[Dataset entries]
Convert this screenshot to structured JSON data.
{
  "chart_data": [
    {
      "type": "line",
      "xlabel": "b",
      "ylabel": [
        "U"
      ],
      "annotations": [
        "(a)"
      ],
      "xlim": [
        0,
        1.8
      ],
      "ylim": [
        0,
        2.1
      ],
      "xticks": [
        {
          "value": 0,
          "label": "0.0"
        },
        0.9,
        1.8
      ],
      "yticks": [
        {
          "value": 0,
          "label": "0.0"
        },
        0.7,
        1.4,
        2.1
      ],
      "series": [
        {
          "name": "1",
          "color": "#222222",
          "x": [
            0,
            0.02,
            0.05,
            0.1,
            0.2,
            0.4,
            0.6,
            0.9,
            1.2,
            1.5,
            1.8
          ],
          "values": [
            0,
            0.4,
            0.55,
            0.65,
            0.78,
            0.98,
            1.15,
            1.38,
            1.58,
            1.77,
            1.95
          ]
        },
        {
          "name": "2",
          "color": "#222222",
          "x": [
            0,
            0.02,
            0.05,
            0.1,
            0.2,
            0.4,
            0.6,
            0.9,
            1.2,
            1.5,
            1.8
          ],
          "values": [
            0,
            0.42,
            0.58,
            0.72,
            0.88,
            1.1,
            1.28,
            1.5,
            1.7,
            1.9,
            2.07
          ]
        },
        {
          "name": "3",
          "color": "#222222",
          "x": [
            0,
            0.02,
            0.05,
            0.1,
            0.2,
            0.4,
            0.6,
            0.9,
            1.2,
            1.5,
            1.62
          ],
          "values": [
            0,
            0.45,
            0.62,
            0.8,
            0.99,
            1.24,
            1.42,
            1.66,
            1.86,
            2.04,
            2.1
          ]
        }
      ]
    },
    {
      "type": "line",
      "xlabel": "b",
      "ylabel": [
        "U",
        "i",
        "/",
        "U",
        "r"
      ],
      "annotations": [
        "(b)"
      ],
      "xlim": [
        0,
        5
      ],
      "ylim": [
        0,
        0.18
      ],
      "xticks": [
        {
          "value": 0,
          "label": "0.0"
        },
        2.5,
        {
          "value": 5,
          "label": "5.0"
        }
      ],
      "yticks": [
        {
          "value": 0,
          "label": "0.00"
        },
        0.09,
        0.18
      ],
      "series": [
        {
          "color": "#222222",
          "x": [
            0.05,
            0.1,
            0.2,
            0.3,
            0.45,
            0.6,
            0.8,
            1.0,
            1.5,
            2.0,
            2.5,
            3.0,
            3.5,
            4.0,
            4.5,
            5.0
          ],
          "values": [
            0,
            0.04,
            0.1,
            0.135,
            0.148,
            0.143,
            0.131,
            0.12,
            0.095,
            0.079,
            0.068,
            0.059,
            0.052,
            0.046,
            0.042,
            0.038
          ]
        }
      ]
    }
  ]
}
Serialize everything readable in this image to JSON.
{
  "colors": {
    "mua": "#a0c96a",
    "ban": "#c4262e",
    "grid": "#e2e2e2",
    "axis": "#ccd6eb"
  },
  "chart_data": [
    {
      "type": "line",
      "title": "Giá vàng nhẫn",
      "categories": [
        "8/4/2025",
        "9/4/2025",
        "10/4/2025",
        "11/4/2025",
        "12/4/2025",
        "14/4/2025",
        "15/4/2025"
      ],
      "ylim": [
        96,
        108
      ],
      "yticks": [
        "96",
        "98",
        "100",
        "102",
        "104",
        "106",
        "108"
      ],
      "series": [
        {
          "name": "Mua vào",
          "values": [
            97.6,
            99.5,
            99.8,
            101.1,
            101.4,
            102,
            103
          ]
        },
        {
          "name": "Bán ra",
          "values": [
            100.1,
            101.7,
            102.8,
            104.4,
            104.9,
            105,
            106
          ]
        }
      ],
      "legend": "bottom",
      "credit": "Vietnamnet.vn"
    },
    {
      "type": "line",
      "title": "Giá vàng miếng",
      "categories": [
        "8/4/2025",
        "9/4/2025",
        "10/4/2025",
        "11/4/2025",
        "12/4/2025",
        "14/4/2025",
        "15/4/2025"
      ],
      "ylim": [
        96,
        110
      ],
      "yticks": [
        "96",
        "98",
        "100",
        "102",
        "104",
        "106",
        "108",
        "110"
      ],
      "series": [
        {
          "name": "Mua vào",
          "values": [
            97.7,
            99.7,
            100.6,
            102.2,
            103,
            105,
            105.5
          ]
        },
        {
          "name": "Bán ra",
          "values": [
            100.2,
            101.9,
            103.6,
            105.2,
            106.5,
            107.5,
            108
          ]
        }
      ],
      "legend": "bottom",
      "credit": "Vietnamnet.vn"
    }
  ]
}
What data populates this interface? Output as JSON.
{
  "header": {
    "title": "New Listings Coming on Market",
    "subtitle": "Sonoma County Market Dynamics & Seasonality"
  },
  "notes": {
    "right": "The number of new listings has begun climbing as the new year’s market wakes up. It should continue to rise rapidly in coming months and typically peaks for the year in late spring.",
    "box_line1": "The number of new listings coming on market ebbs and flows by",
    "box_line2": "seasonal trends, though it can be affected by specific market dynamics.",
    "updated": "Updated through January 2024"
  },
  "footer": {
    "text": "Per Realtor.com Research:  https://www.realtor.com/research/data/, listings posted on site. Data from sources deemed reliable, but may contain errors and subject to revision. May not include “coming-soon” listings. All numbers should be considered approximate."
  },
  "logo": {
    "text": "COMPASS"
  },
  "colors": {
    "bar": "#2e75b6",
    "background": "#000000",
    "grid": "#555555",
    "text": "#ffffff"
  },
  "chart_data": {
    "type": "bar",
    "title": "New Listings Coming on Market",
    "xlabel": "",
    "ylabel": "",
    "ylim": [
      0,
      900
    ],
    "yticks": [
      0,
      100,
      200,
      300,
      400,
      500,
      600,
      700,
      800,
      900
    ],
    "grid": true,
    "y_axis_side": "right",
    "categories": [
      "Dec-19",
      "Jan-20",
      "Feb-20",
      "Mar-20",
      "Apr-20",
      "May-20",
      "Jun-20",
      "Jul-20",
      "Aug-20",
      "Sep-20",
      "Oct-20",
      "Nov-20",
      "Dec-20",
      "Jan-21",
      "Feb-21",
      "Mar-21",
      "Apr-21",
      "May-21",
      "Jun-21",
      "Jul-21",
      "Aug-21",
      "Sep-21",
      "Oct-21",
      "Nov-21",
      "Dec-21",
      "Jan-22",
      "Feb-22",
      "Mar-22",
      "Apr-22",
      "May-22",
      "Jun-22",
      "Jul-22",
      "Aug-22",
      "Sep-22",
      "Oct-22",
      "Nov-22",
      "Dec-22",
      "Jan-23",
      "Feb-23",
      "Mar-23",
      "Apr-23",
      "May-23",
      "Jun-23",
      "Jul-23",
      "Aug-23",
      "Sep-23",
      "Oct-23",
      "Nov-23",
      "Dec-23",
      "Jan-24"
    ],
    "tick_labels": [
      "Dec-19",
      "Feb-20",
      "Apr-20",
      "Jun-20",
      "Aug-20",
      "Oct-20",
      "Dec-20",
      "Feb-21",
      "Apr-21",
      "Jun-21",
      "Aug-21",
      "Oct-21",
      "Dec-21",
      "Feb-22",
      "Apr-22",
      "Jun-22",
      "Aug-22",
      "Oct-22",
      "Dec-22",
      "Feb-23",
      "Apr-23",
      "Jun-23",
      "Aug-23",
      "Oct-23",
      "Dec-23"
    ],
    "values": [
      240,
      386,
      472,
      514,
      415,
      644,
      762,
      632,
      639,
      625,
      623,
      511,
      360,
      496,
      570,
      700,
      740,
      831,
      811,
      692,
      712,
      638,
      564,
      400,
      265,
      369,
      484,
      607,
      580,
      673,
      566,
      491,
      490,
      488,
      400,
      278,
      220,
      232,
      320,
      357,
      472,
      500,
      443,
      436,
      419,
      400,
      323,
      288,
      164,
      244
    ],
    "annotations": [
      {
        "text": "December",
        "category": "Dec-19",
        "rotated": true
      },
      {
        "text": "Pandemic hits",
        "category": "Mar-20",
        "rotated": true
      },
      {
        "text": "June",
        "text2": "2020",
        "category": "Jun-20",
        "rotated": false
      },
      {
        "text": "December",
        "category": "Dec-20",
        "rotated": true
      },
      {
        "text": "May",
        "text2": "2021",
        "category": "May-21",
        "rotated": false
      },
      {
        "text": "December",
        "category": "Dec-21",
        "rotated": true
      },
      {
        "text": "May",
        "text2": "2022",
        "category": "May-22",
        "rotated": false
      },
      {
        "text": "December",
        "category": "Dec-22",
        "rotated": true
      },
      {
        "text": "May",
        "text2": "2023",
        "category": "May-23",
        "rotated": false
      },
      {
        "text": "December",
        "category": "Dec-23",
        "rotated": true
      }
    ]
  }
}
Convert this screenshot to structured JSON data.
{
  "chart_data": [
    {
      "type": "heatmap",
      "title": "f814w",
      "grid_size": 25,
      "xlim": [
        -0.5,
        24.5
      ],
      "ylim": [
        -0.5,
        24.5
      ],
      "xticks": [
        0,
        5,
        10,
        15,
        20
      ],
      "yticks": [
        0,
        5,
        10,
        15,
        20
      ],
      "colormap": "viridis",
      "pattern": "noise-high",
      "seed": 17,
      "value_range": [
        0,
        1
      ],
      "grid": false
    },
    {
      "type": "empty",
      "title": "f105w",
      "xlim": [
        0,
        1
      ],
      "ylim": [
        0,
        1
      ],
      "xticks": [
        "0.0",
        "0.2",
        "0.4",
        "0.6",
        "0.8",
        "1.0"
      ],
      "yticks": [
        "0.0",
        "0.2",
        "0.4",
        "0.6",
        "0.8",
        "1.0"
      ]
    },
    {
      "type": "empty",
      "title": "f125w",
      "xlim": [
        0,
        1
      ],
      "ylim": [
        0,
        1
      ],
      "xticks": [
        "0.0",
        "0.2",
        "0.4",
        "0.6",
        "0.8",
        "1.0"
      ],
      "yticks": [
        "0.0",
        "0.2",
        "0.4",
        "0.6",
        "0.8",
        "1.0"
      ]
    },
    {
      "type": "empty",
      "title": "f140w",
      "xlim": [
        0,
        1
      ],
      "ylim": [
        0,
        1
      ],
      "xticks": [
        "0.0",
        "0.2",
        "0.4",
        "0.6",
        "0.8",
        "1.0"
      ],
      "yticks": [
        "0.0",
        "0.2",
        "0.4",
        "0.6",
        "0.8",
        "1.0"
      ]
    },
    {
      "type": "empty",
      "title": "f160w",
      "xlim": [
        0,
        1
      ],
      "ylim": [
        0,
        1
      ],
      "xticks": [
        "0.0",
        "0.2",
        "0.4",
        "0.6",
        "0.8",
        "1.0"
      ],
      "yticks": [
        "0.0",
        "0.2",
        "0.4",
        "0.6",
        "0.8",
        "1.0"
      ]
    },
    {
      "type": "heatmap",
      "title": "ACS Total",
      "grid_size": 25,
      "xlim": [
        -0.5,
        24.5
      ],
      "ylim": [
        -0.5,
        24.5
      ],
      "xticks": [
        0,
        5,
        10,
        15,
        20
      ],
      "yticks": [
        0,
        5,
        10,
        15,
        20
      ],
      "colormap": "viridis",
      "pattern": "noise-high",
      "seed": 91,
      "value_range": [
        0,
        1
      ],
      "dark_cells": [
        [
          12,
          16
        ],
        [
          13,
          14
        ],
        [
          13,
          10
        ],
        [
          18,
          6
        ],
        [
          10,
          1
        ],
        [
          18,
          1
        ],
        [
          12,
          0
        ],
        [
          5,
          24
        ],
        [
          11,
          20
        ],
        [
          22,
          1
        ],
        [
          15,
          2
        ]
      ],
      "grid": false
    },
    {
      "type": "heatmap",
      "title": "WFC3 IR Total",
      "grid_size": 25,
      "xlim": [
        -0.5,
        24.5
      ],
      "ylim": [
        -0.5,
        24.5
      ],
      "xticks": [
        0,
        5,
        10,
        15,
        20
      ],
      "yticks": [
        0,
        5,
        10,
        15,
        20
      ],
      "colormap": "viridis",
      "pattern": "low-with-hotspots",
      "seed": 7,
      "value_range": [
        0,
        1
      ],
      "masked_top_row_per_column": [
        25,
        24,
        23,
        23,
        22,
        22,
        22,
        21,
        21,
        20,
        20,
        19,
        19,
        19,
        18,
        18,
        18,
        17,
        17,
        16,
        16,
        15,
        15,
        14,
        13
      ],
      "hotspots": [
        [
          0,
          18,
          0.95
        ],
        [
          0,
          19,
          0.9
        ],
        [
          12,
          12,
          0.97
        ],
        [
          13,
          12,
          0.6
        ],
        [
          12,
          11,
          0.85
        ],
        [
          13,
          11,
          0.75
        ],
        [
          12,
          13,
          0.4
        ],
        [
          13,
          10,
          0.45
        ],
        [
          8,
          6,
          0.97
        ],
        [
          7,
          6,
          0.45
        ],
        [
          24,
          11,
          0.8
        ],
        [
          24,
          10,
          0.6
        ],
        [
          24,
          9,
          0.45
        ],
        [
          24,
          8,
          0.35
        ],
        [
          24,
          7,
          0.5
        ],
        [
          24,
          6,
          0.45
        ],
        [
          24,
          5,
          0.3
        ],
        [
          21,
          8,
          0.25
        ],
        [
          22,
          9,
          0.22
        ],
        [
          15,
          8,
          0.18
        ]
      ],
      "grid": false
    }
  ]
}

**WORK TO COMPLETE:**
Report back each line of the entries that holds the string "should".

**SOLUTION TO THE PROBLEM:**
    "right": "The number of new listings has begun climbing as the new year’s market wakes up. It should continue to rise rapidly in coming months and typically peaks for the year in late spring.",
    "text": "Per Realtor.com Research:  https://www.realtor.com/research/data/, listings posted on site. Data from sources deemed reliable, but may contain errors and subject to revision. May not include “coming-soon” listings. All numbers should be considered approximate."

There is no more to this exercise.